◆ **What you are asked to do**
Transcribe the entries below exactly.
# # #
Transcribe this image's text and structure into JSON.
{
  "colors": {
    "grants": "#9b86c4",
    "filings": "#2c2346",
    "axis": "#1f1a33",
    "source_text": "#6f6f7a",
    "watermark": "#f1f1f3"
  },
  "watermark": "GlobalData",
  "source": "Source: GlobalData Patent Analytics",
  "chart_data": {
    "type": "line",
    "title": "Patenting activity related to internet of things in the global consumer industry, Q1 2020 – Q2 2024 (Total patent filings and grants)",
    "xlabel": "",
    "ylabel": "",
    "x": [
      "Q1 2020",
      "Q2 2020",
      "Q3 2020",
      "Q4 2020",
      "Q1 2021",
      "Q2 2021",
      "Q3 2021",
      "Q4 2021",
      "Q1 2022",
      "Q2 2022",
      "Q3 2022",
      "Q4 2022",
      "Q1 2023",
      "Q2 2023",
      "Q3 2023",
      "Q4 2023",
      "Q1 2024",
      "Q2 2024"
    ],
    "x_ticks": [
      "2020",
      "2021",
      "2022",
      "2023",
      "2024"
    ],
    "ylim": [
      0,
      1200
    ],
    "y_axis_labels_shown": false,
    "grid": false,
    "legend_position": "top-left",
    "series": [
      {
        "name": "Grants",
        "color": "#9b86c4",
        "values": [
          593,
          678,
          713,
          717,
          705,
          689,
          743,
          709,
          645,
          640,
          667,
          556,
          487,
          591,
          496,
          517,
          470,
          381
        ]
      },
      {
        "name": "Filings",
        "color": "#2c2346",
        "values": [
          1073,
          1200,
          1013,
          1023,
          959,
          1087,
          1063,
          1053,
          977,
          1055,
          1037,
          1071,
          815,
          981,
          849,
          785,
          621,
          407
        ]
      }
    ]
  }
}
# # #
◆ **Result of this exercise**
Transcribe this image's text and structure into JSON.
{
  "colors": {
    "grants": "#9b86c4",
    "filings": "#2c2346",
    "axis": "#1f1a33",
    "source_text": "#6f6f7a",
    "watermark": "#f1f1f3"
  },
  "watermark": "GlobalData",
  "source": "Source: GlobalData Patent Analytics",
  "chart_data": {
    "type": "line",
    "title": "Patenting activity related to internet of things in the global consumer industry, Q1 2020 – Q2 2024 (Total patent filings and grants)",
    "xlabel": "",
    "ylabel": "",
    "x": [
      "Q1 2020",
      "Q2 2020",
      "Q3 2020",
      "Q4 2020",
      "Q1 2021",
      "Q2 2021",
      "Q3 2021",
      "Q4 2021",
      "Q1 2022",
      "Q2 2022",
      "Q3 2022",
      "Q4 2022",
      "Q1 2023",
      "Q2 2023",
      "Q3 2023",
      "Q4 2023",
      "Q1 2024",
      "Q2 2024"
    ],
    "x_ticks": [
      "2020",
      "2021",
      "2022",
      "2023",
      "2024"
    ],
    "ylim": [
      0,
      1200
    ],
    "y_axis_labels_shown": false,
    "grid": false,
    "legend_position": "top-left",
    "series": [
      {
        "name": "Grants",
        "color": "#9b86c4",
        "values": [
          593,
          678,
          713,
          717,
          705,
          689,
          743,
          709,
          645,
          640,
          667,
          556,
          487,
          591,
          496,
          517,
          470,
          381
        ]
      },
      {
        "name": "Filings",
        "color": "#2c2346",
        "values": [
          1073,
          1200,
          1013,
          1023,
          959,
          1087,
          1063,
          1053,
          977,
          1055,
          1037,
          1071,
          815,
          981,
          849,
          785,
          621,
          407
        ]
      }
    ]
  }
}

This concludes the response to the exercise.